(Recorded data)
"""

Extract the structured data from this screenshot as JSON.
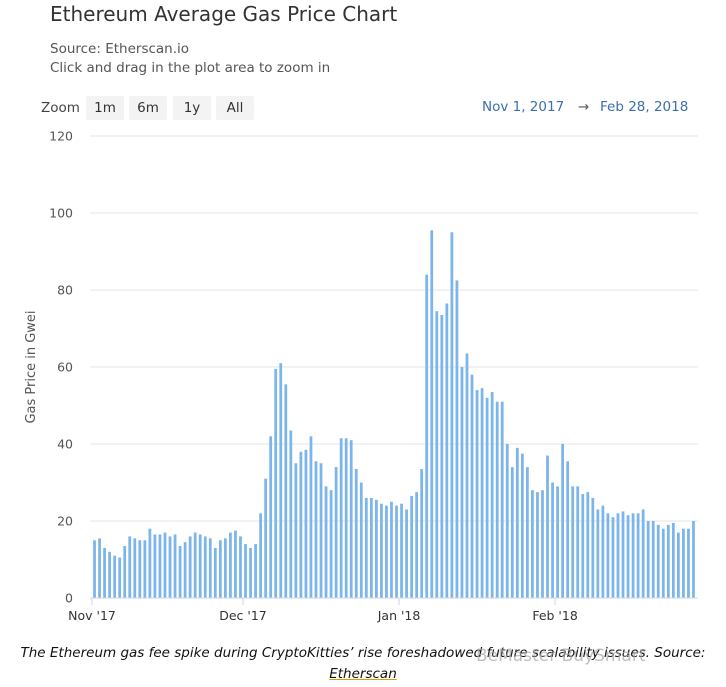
{
  "title": "Ethereum Average Gas Price Chart",
  "source_line": "Source: Etherscan.io",
  "hint_line": "Click and drag in the plot area to zoom in",
  "zoom": {
    "label": "Zoom",
    "buttons": [
      "1m",
      "6m",
      "1y",
      "All"
    ]
  },
  "range": {
    "from": "Nov 1, 2017",
    "arrow": "→",
    "to": "Feb 28, 2018"
  },
  "caption": {
    "text": "The Ethereum gas fee spike during CryptoKitties’ rise foreshadowed future scalability issues. Source:",
    "link": "Etherscan"
  },
  "watermark": "BeMaster BuySmart",
  "colors": {
    "bar": "#7cb5ec",
    "grid": "#e6e6e6",
    "axis": "#ccd6eb",
    "link": "#3a6fb0"
  },
  "chart_data": {
    "type": "bar",
    "ylabel": "Gas Price in Gwei",
    "xlabel": "",
    "ylim": [
      0,
      120
    ],
    "yticks": [
      0,
      20,
      40,
      60,
      80,
      100,
      120
    ],
    "x_start": "2017-11-01",
    "x_ticks": [
      {
        "label": "Nov '17",
        "date": "2017-11-01"
      },
      {
        "label": "Dec '17",
        "date": "2017-12-01"
      },
      {
        "label": "Jan '18",
        "date": "2018-01-01"
      },
      {
        "label": "Feb '18",
        "date": "2018-02-01"
      }
    ],
    "grid": true,
    "legend": "none",
    "values": [
      15,
      15.5,
      13,
      12,
      11,
      10.5,
      13.5,
      16,
      15.5,
      15,
      15,
      18,
      16.5,
      16.5,
      17,
      16,
      16.5,
      13.5,
      14.5,
      16,
      17,
      16.5,
      16,
      15.5,
      13,
      15,
      15.5,
      17,
      17.5,
      16,
      14,
      13,
      14,
      22,
      31,
      42,
      59.5,
      61,
      55.5,
      43.5,
      35,
      38,
      38.5,
      42,
      35.5,
      35,
      29,
      28,
      34,
      41.5,
      41.5,
      41,
      33.5,
      30,
      26,
      26,
      25.5,
      24.5,
      24,
      25,
      24,
      24.5,
      23,
      26.5,
      27.5,
      33.5,
      84,
      95.5,
      74.5,
      73.5,
      76.5,
      95,
      82.5,
      60,
      63.5,
      58,
      54,
      54.5,
      52,
      53.5,
      51,
      51,
      40,
      34,
      39,
      37.5,
      34,
      28,
      27.5,
      28,
      37,
      30,
      29,
      40,
      35.5,
      29,
      29,
      27,
      27.5,
      26,
      23,
      24,
      22,
      21,
      22,
      22.5,
      21.5,
      22,
      22,
      23,
      20,
      20,
      19,
      18,
      19,
      19.5,
      17,
      18,
      18,
      20
    ]
  }
}
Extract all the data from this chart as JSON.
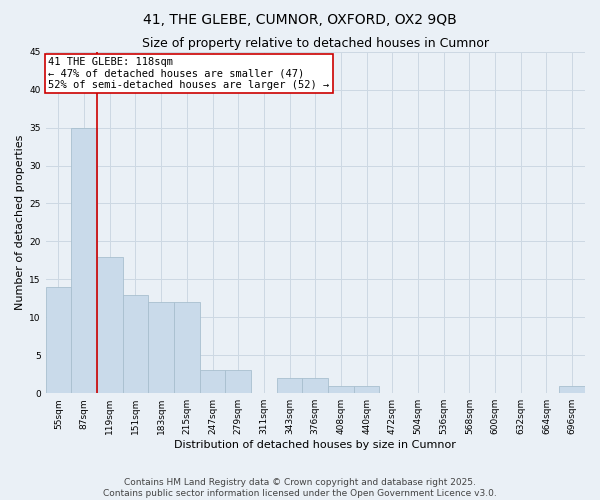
{
  "title1": "41, THE GLEBE, CUMNOR, OXFORD, OX2 9QB",
  "title2": "Size of property relative to detached houses in Cumnor",
  "xlabel": "Distribution of detached houses by size in Cumnor",
  "ylabel": "Number of detached properties",
  "footer1": "Contains HM Land Registry data © Crown copyright and database right 2025.",
  "footer2": "Contains public sector information licensed under the Open Government Licence v3.0.",
  "bin_labels": [
    "55sqm",
    "87sqm",
    "119sqm",
    "151sqm",
    "183sqm",
    "215sqm",
    "247sqm",
    "279sqm",
    "311sqm",
    "343sqm",
    "376sqm",
    "408sqm",
    "440sqm",
    "472sqm",
    "504sqm",
    "536sqm",
    "568sqm",
    "600sqm",
    "632sqm",
    "664sqm",
    "696sqm"
  ],
  "bar_values": [
    14,
    35,
    18,
    13,
    12,
    12,
    3,
    3,
    0,
    2,
    2,
    1,
    1,
    0,
    0,
    0,
    0,
    0,
    0,
    0,
    1
  ],
  "bar_color": "#c9daea",
  "bar_edge_color": "#a8bfcf",
  "grid_color": "#cdd8e3",
  "background_color": "#eaf0f6",
  "ylim": [
    0,
    45
  ],
  "yticks": [
    0,
    5,
    10,
    15,
    20,
    25,
    30,
    35,
    40,
    45
  ],
  "property_bin_index": 2,
  "vline_color": "#cc0000",
  "annotation_text": "41 THE GLEBE: 118sqm\n← 47% of detached houses are smaller (47)\n52% of semi-detached houses are larger (52) →",
  "annotation_box_color": "#ffffff",
  "annotation_box_edge": "#cc0000",
  "title_fontsize": 10,
  "subtitle_fontsize": 9,
  "axis_label_fontsize": 8,
  "tick_fontsize": 6.5,
  "annotation_fontsize": 7.5,
  "footer_fontsize": 6.5
}
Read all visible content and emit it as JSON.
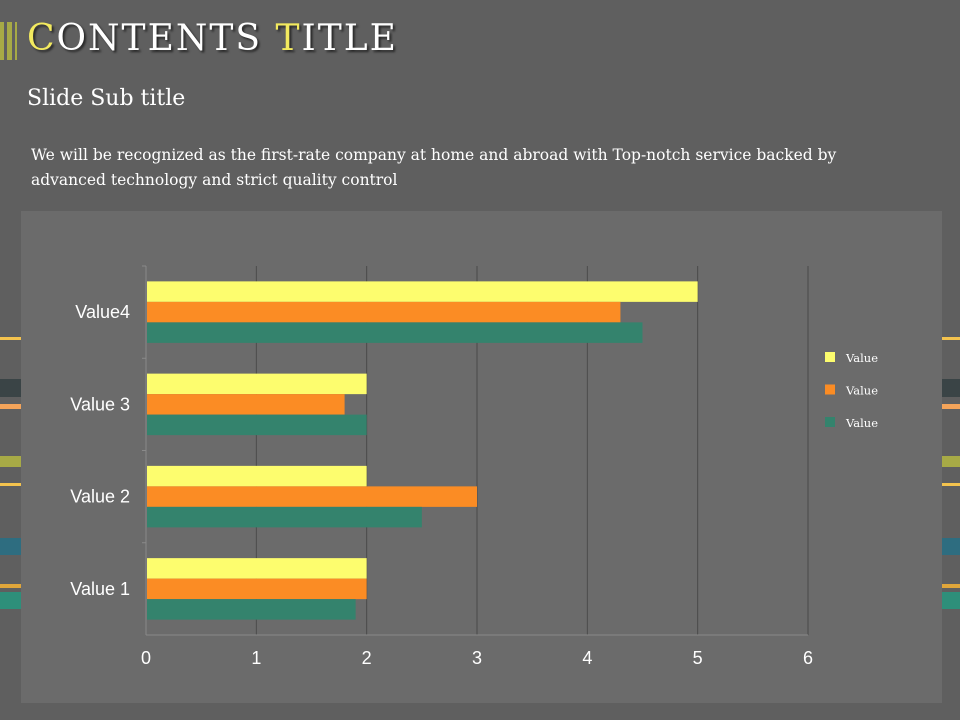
{
  "header": {
    "title_first_letter": "C",
    "title_first_rest": "ONTENTS ",
    "title_second_letter": "T",
    "title_second_rest": "ITLE",
    "subtitle": "Slide Sub title",
    "body": "We will be recognized as the first-rate company at home and abroad with Top-notch service backed by   advanced technology and strict quality control"
  },
  "colors": {
    "background": "#5f5f5f",
    "panel": "#6b6b6b",
    "title_accent": "#f3ea5f",
    "title_bars": "#a7aa46",
    "series": [
      "#fdfd6e",
      "#fb8c24",
      "#34836d"
    ],
    "stripes": [
      "#f4c34e",
      "#3a4446",
      "#f4a45a",
      "#a7aa46",
      "#f4c34e",
      "#2e6d80",
      "#e0a63a",
      "#2e8f7a"
    ]
  },
  "chart_data": {
    "type": "bar",
    "orientation": "horizontal",
    "categories": [
      "Value 1",
      "Value 2",
      "Value 3",
      "Value4"
    ],
    "series": [
      {
        "name": "Value",
        "values": [
          2,
          2,
          2,
          5
        ]
      },
      {
        "name": "Value",
        "values": [
          2,
          3,
          1.8,
          4.3
        ]
      },
      {
        "name": "Value",
        "values": [
          1.9,
          2.5,
          2,
          4.5
        ]
      }
    ],
    "xlim": [
      0,
      6
    ],
    "xticks": [
      "0",
      "1",
      "2",
      "3",
      "4",
      "5",
      "6"
    ],
    "grid": "vertical",
    "legend": "right"
  }
}
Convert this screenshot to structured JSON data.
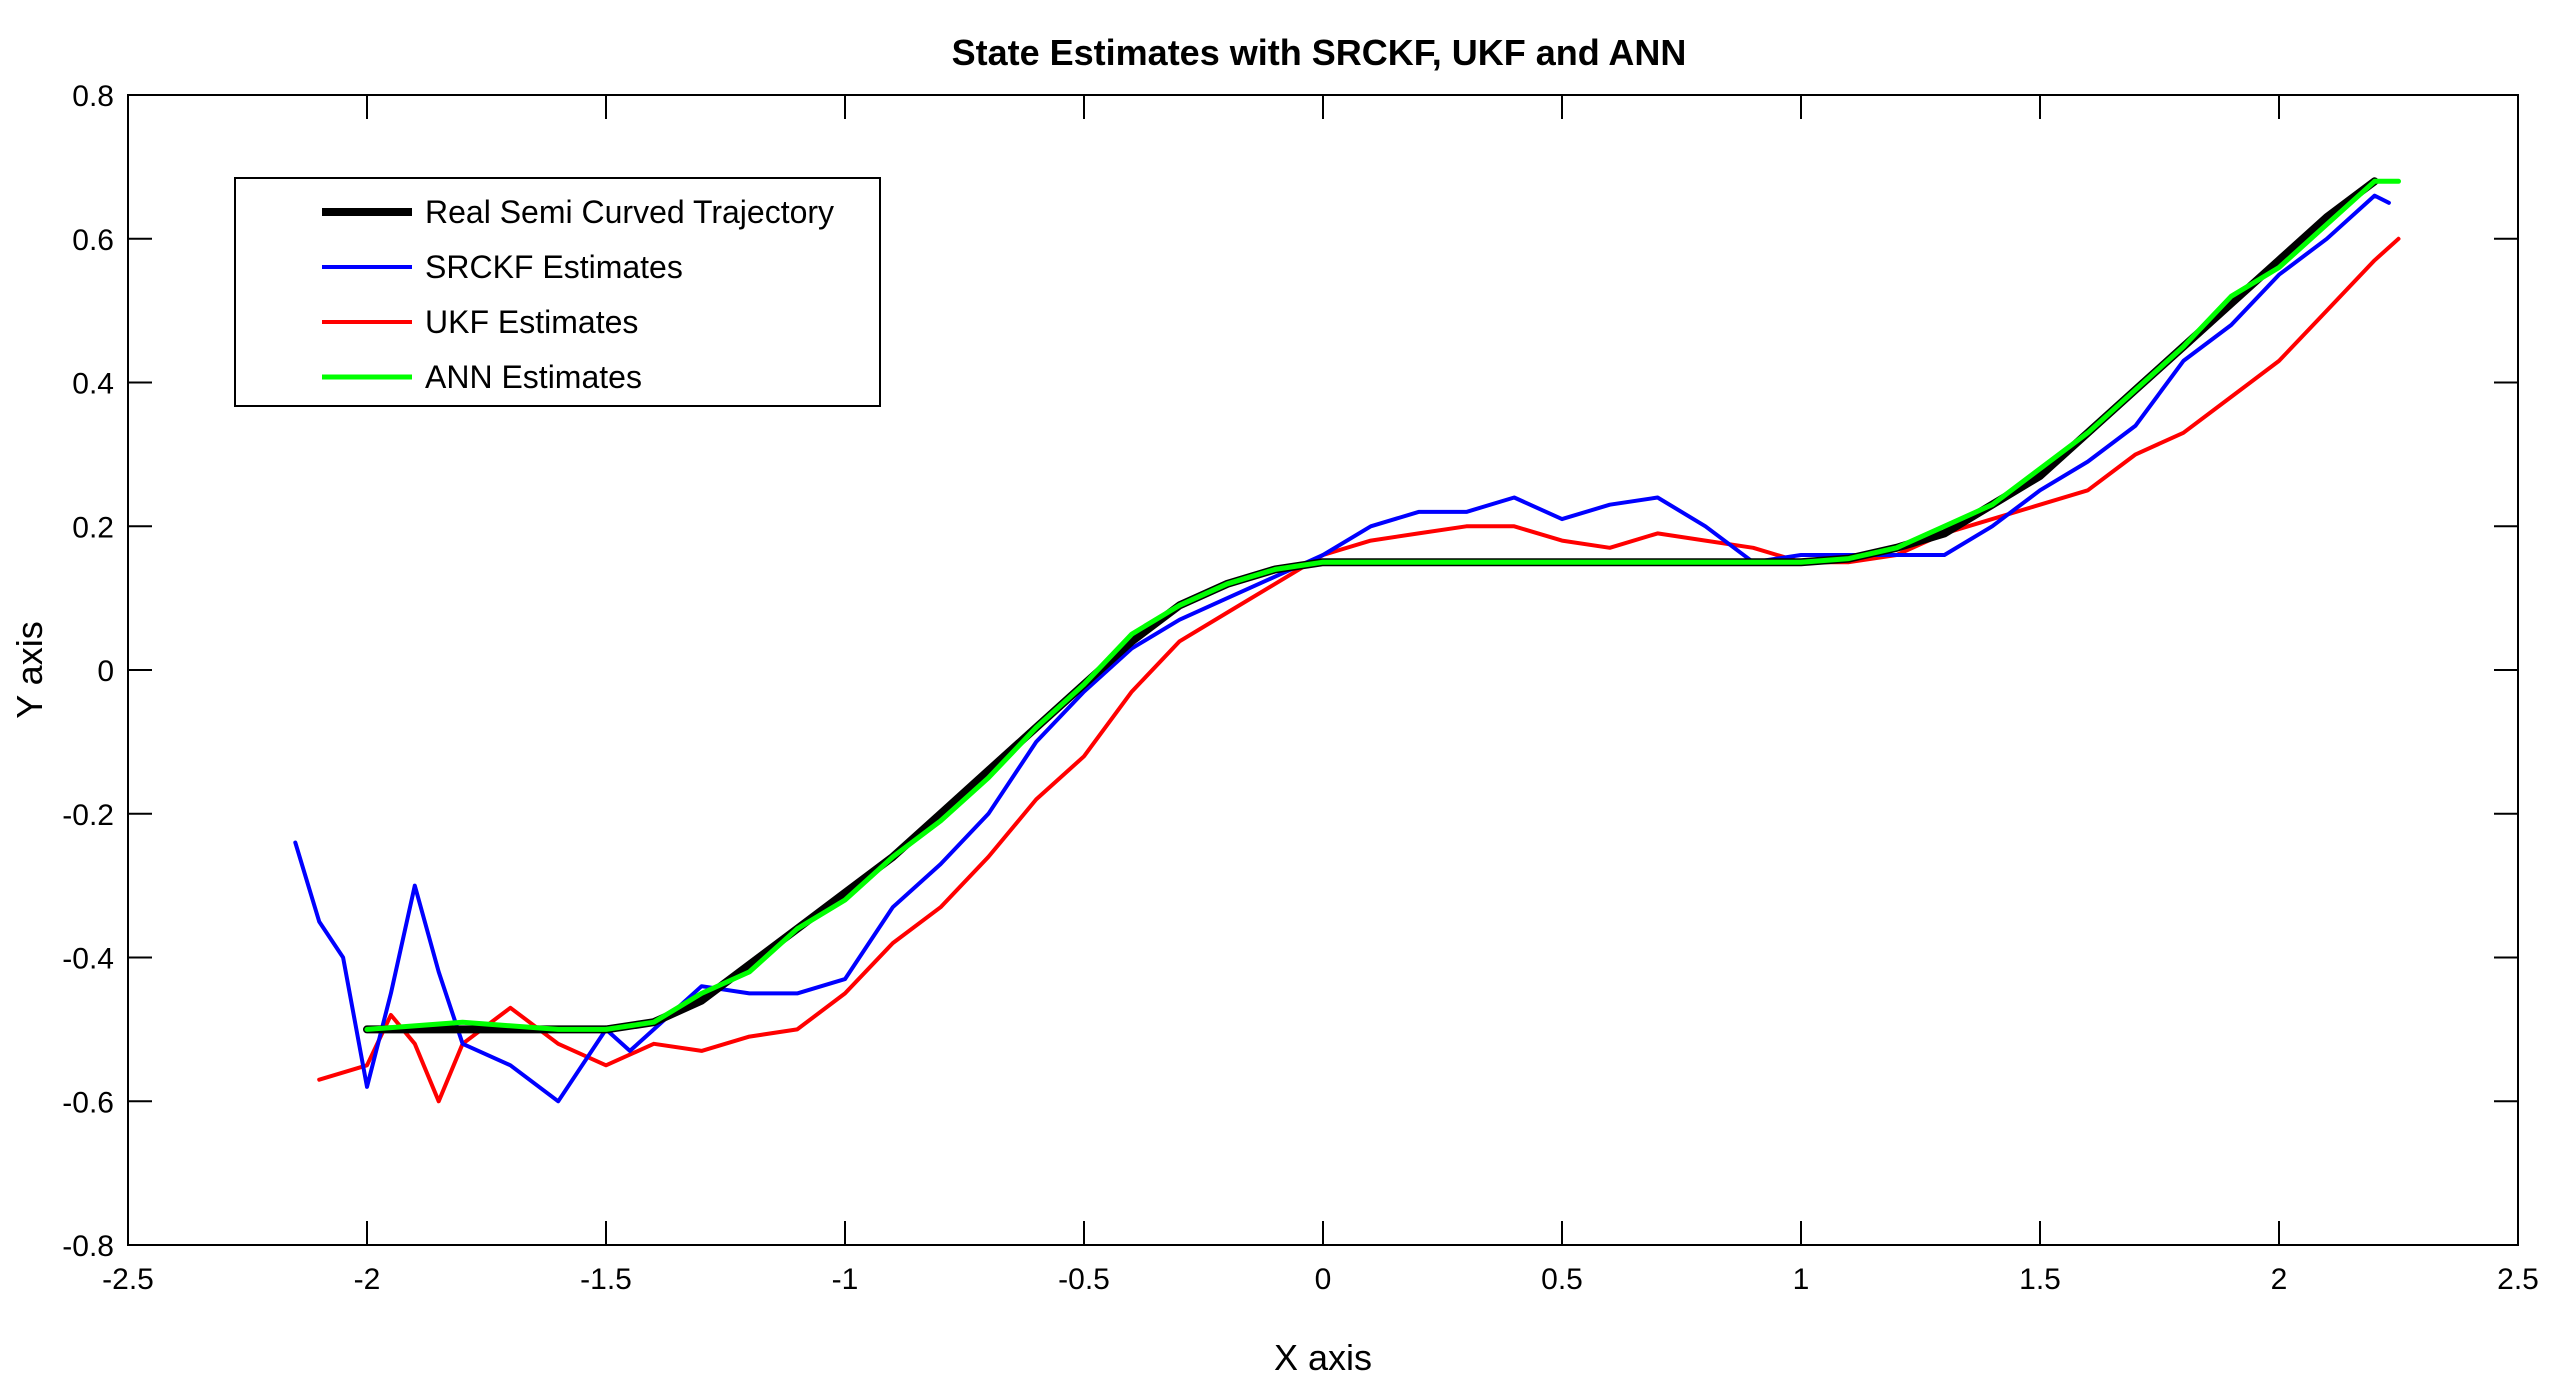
{
  "chart_data": {
    "type": "line",
    "title": "State Estimates with SRCKF, UKF and ANN",
    "xlabel": "X axis",
    "ylabel": "Y axis",
    "xlim": [
      -2.5,
      2.5
    ],
    "ylim": [
      -0.8,
      0.8
    ],
    "xticks": [
      -2.5,
      -2,
      -1.5,
      -1,
      -0.5,
      0,
      0.5,
      1,
      1.5,
      2,
      2.5
    ],
    "yticks": [
      -0.8,
      -0.6,
      -0.4,
      -0.2,
      0,
      0.2,
      0.4,
      0.6,
      0.8
    ],
    "xtick_labels": [
      "-2.5",
      "-2",
      "-1.5",
      "-1",
      "-0.5",
      "0",
      "0.5",
      "1",
      "1.5",
      "2",
      "2.5"
    ],
    "ytick_labels": [
      "-0.8",
      "-0.6",
      "-0.4",
      "-0.2",
      "0",
      "0.2",
      "0.4",
      "0.6",
      "0.8"
    ],
    "grid": false,
    "legend_position": "top-left",
    "series": [
      {
        "name": "Real Semi Curved Trajectory",
        "color": "#000000",
        "x": [
          -2.0,
          -1.8,
          -1.6,
          -1.5,
          -1.4,
          -1.3,
          -1.2,
          -1.1,
          -1.0,
          -0.9,
          -0.8,
          -0.7,
          -0.6,
          -0.5,
          -0.4,
          -0.3,
          -0.2,
          -0.1,
          0.0,
          0.1,
          0.3,
          0.5,
          0.7,
          0.9,
          1.0,
          1.1,
          1.2,
          1.3,
          1.4,
          1.5,
          1.6,
          1.7,
          1.8,
          1.9,
          2.0,
          2.1,
          2.2
        ],
        "y": [
          -0.5,
          -0.5,
          -0.5,
          -0.5,
          -0.49,
          -0.46,
          -0.41,
          -0.36,
          -0.31,
          -0.26,
          -0.2,
          -0.14,
          -0.08,
          -0.02,
          0.04,
          0.09,
          0.12,
          0.14,
          0.15,
          0.15,
          0.15,
          0.15,
          0.15,
          0.15,
          0.15,
          0.155,
          0.17,
          0.19,
          0.23,
          0.27,
          0.33,
          0.39,
          0.45,
          0.51,
          0.57,
          0.63,
          0.68
        ]
      },
      {
        "name": "SRCKF Estimates",
        "color": "#0000ff",
        "x": [
          -2.15,
          -2.1,
          -2.05,
          -2.0,
          -1.95,
          -1.9,
          -1.85,
          -1.8,
          -1.7,
          -1.6,
          -1.5,
          -1.45,
          -1.4,
          -1.3,
          -1.2,
          -1.1,
          -1.0,
          -0.9,
          -0.8,
          -0.7,
          -0.6,
          -0.5,
          -0.4,
          -0.3,
          -0.2,
          -0.1,
          0.0,
          0.1,
          0.2,
          0.3,
          0.4,
          0.5,
          0.6,
          0.7,
          0.8,
          0.9,
          1.0,
          1.1,
          1.2,
          1.3,
          1.4,
          1.5,
          1.6,
          1.7,
          1.8,
          1.9,
          2.0,
          2.1,
          2.2,
          2.23
        ],
        "y": [
          -0.24,
          -0.35,
          -0.4,
          -0.58,
          -0.45,
          -0.3,
          -0.42,
          -0.52,
          -0.55,
          -0.6,
          -0.5,
          -0.53,
          -0.5,
          -0.44,
          -0.45,
          -0.45,
          -0.43,
          -0.33,
          -0.27,
          -0.2,
          -0.1,
          -0.03,
          0.03,
          0.07,
          0.1,
          0.13,
          0.16,
          0.2,
          0.22,
          0.22,
          0.24,
          0.21,
          0.23,
          0.24,
          0.2,
          0.15,
          0.16,
          0.16,
          0.16,
          0.16,
          0.2,
          0.25,
          0.29,
          0.34,
          0.43,
          0.48,
          0.55,
          0.6,
          0.66,
          0.65
        ]
      },
      {
        "name": "UKF Estimates",
        "color": "#ff0000",
        "x": [
          -2.1,
          -2.0,
          -1.95,
          -1.9,
          -1.85,
          -1.8,
          -1.7,
          -1.6,
          -1.5,
          -1.4,
          -1.3,
          -1.2,
          -1.1,
          -1.0,
          -0.9,
          -0.8,
          -0.7,
          -0.6,
          -0.5,
          -0.4,
          -0.3,
          -0.2,
          -0.1,
          0.0,
          0.1,
          0.2,
          0.3,
          0.4,
          0.5,
          0.6,
          0.7,
          0.8,
          0.9,
          1.0,
          1.1,
          1.2,
          1.3,
          1.4,
          1.5,
          1.6,
          1.7,
          1.8,
          1.9,
          2.0,
          2.1,
          2.2,
          2.25
        ],
        "y": [
          -0.57,
          -0.55,
          -0.48,
          -0.52,
          -0.6,
          -0.52,
          -0.47,
          -0.52,
          -0.55,
          -0.52,
          -0.53,
          -0.51,
          -0.5,
          -0.45,
          -0.38,
          -0.33,
          -0.26,
          -0.18,
          -0.12,
          -0.03,
          0.04,
          0.08,
          0.12,
          0.16,
          0.18,
          0.19,
          0.2,
          0.2,
          0.18,
          0.17,
          0.19,
          0.18,
          0.17,
          0.15,
          0.15,
          0.16,
          0.19,
          0.21,
          0.23,
          0.25,
          0.3,
          0.33,
          0.38,
          0.43,
          0.5,
          0.57,
          0.6
        ]
      },
      {
        "name": "ANN Estimates",
        "color": "#00ff00",
        "x": [
          -2.0,
          -1.8,
          -1.6,
          -1.5,
          -1.4,
          -1.3,
          -1.2,
          -1.1,
          -1.0,
          -0.9,
          -0.8,
          -0.7,
          -0.6,
          -0.5,
          -0.4,
          -0.3,
          -0.2,
          -0.1,
          0.0,
          0.1,
          0.3,
          0.5,
          0.7,
          0.9,
          1.0,
          1.1,
          1.2,
          1.3,
          1.4,
          1.5,
          1.6,
          1.7,
          1.8,
          1.9,
          2.0,
          2.1,
          2.2,
          2.25
        ],
        "y": [
          -0.5,
          -0.49,
          -0.5,
          -0.5,
          -0.49,
          -0.45,
          -0.42,
          -0.36,
          -0.32,
          -0.26,
          -0.21,
          -0.15,
          -0.08,
          -0.02,
          0.05,
          0.09,
          0.12,
          0.14,
          0.15,
          0.15,
          0.15,
          0.15,
          0.15,
          0.15,
          0.15,
          0.155,
          0.17,
          0.2,
          0.23,
          0.28,
          0.33,
          0.39,
          0.45,
          0.52,
          0.56,
          0.62,
          0.68,
          0.68
        ]
      }
    ]
  }
}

"""

• WRITTEN PROBLEM
In the entries above, identify every line with the word "xlabel". Copy those lines.

• EXERCISE RESPONSE
    "xlabel": "",
  "xlabel": "Distribution of detached houses by size in Cumnor",
    "xlabel": "X axis",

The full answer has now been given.